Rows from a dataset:
++++++

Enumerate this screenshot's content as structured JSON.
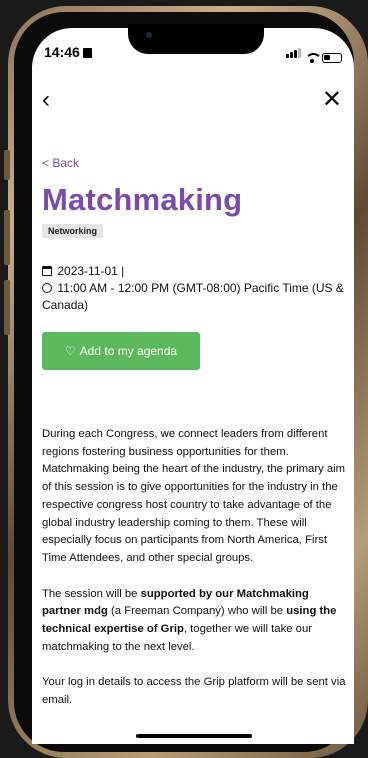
{
  "status": {
    "time": "14:46"
  },
  "nav": {
    "back_symbol": "‹",
    "close_symbol": "✕"
  },
  "page": {
    "back_label": "< Back",
    "title": "Matchmaking",
    "tag": "Networking",
    "date": "2023-11-01 |",
    "time_range": "11:00 AM - 12:00 PM (GMT-08:00) Pacific Time (US & Canada)",
    "agenda_button": "Add to my agenda",
    "accent_color": "#7a4bab",
    "button_color": "#5cb85c"
  },
  "description": {
    "p1": "During each Congress, we connect leaders from different regions fostering business opportunities for them. Matchmaking being the heart of the industry, the primary aim of this session is to give opportunities for the industry in the respective congress host country to take advantage of the global industry leadership coming to them. These will especially focus on participants from North America, First Time Attendees, and other special groups.",
    "p2_a": "The session will be ",
    "p2_b": "supported by our Matchmaking partner mdg",
    "p2_c": " (a Freeman Company) who will be ",
    "p2_d": "using the technical expertise of Grip",
    "p2_e": ", together we will take our matchmaking to the next level.",
    "p3": "Your log in details to access the Grip platform will be sent via email."
  }
}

++++++

**Work instructions:** Leave out the pictures and print every line of the data exactly.

**Answer to this problem:**
Enumerate this screenshot's content as structured JSON.
{
  "status": {
    "time": "14:46"
  },
  "nav": {
    "back_symbol": "‹",
    "close_symbol": "✕"
  },
  "page": {
    "back_label": "< Back",
    "title": "Matchmaking",
    "tag": "Networking",
    "date": "2023-11-01 |",
    "time_range": "11:00 AM - 12:00 PM (GMT-08:00) Pacific Time (US & Canada)",
    "agenda_button": "Add to my agenda",
    "accent_color": "#7a4bab",
    "button_color": "#5cb85c"
  },
  "description": {
    "p1": "During each Congress, we connect leaders from different regions fostering business opportunities for them. Matchmaking being the heart of the industry, the primary aim of this session is to give opportunities for the industry in the respective congress host country to take advantage of the global industry leadership coming to them. These will especially focus on participants from North America, First Time Attendees, and other special groups.",
    "p2_a": "The session will be ",
    "p2_b": "supported by our Matchmaking partner mdg",
    "p2_c": " (a Freeman Company) who will be ",
    "p2_d": "using the technical expertise of Grip",
    "p2_e": ", together we will take our matchmaking to the next level.",
    "p3": "Your log in details to access the Grip platform will be sent via email."
  }
}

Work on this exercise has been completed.